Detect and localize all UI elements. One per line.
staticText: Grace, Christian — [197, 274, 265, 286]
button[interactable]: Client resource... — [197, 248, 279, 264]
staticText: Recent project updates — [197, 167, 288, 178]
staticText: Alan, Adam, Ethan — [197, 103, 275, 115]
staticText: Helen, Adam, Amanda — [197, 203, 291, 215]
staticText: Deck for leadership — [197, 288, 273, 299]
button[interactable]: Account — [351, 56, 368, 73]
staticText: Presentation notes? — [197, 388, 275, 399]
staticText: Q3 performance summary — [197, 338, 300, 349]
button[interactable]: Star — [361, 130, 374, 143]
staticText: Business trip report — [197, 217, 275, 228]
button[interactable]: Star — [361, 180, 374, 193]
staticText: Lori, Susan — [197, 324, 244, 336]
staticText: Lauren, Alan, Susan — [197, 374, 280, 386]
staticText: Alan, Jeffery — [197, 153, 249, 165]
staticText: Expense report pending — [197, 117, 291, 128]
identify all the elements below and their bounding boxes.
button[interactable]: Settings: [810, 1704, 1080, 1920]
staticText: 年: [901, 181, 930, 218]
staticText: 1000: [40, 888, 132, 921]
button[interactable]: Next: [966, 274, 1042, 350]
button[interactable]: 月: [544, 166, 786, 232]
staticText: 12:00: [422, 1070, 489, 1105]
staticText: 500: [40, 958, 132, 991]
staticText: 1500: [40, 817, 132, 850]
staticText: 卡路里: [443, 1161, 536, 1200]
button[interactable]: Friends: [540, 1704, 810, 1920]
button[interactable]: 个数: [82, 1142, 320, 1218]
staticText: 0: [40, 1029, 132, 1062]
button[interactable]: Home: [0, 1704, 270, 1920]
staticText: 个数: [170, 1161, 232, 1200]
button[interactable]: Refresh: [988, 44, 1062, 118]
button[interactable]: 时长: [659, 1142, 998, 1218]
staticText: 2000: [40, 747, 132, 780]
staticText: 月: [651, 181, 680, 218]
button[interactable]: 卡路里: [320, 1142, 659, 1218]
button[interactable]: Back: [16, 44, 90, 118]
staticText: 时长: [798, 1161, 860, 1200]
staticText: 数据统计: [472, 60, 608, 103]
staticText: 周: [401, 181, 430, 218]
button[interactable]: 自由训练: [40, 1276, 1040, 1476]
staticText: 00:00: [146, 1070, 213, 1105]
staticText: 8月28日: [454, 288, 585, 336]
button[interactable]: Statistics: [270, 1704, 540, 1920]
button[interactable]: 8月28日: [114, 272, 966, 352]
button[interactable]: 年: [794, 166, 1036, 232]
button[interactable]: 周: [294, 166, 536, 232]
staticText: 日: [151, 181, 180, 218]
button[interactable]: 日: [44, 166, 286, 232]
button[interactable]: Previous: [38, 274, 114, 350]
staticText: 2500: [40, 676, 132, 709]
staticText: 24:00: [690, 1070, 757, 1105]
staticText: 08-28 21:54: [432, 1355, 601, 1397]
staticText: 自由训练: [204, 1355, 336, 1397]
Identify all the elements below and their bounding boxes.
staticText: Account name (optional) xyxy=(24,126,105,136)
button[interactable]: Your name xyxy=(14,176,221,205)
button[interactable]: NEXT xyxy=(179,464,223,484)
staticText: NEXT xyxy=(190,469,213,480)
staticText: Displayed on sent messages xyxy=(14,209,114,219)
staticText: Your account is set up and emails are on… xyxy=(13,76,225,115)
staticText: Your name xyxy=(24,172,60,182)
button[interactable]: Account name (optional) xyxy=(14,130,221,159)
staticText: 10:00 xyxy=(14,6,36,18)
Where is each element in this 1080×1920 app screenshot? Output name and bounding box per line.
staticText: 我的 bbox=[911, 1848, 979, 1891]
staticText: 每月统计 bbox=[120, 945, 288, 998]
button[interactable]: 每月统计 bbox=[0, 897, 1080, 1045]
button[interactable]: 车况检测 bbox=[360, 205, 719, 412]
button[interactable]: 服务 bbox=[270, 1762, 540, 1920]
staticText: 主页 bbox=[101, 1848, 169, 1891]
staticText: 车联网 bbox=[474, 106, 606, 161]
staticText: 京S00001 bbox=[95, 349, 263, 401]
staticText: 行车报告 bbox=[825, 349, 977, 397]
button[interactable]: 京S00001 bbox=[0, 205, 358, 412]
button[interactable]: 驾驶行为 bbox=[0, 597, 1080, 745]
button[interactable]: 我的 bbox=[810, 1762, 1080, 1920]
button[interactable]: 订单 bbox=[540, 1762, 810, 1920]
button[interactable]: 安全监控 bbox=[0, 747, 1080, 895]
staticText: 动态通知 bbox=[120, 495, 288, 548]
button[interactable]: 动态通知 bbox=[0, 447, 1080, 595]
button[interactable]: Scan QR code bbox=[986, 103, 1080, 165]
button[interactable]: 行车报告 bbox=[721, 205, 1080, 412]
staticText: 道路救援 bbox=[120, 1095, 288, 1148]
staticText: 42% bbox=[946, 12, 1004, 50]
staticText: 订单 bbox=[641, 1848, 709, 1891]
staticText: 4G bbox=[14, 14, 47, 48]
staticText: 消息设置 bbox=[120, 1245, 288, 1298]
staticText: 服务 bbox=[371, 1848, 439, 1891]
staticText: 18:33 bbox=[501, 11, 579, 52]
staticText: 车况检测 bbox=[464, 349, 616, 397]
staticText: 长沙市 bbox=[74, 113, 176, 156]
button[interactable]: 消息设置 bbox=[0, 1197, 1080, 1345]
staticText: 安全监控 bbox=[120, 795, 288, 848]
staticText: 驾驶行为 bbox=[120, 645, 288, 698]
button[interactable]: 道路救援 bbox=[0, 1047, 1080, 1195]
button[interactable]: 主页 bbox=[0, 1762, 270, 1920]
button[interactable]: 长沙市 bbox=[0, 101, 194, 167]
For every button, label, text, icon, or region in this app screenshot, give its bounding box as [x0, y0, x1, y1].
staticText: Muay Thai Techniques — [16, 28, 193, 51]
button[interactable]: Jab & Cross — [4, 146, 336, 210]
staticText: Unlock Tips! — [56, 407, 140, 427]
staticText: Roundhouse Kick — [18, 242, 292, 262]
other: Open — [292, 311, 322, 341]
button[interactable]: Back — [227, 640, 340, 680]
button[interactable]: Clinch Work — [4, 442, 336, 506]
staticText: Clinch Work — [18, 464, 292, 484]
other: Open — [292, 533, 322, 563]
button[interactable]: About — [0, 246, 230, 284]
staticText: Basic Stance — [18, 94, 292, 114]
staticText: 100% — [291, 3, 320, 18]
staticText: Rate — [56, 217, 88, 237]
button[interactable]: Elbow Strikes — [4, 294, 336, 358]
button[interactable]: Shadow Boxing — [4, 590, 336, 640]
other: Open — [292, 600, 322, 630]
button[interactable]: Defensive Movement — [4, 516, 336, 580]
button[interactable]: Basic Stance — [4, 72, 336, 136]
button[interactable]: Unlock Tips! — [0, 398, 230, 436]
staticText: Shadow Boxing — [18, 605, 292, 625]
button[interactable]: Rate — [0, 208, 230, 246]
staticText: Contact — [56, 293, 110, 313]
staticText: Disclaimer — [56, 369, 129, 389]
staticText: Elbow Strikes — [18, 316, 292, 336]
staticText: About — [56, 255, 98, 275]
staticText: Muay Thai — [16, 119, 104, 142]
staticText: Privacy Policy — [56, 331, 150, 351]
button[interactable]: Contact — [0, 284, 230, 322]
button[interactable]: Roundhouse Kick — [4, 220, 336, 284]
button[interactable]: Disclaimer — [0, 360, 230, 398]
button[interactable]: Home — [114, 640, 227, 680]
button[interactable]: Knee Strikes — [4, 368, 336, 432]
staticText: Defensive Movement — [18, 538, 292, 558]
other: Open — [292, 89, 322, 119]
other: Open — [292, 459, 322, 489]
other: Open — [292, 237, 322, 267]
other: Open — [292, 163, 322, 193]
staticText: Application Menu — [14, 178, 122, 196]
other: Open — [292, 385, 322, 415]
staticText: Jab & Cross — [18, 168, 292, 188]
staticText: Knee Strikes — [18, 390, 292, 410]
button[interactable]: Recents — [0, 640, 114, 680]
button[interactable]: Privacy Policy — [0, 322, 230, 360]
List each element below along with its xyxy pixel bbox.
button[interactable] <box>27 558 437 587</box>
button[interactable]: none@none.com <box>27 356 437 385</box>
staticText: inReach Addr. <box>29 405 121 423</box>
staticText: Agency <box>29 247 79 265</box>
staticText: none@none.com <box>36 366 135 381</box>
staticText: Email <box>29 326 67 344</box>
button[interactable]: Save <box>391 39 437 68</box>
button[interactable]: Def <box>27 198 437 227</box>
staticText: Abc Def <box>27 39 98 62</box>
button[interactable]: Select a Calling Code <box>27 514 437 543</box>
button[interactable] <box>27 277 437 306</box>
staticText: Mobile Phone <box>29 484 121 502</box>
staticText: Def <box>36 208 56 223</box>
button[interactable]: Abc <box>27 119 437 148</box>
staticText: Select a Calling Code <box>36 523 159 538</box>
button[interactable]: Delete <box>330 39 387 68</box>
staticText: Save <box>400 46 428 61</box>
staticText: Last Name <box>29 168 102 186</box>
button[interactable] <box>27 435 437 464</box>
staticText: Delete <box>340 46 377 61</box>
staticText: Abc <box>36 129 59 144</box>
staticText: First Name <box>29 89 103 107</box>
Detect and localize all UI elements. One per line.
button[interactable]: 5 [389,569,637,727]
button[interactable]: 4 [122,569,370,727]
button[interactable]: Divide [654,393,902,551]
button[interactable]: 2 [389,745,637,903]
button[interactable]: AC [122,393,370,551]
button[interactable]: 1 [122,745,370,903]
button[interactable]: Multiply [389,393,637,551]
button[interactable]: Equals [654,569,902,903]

**Set task:** Can you extract the entries starting at the beginning and ending at the line containing "staticText: Lori, Susan", copying every line verbatim?

**Answer for the task:**
Detect and localize all UI elements. One per line.
staticText: Grace, Christian — [197, 274, 265, 286]
button[interactable]: Client resource... — [197, 248, 279, 264]
staticText: Recent project updates — [197, 167, 288, 178]
staticText: Alan, Adam, Ethan — [197, 103, 275, 115]
staticText: Helen, Adam, Amanda — [197, 203, 291, 215]
staticText: Deck for leadership — [197, 288, 273, 299]
button[interactable]: Account — [351, 56, 368, 73]
staticText: Presentation notes? — [197, 388, 275, 399]
staticText: Q3 performance summary — [197, 338, 300, 349]
button[interactable]: Star — [361, 130, 374, 143]
staticText: Business trip report — [197, 217, 275, 228]
button[interactable]: Star — [361, 180, 374, 193]
staticText: Lori, Susan — [197, 324, 244, 336]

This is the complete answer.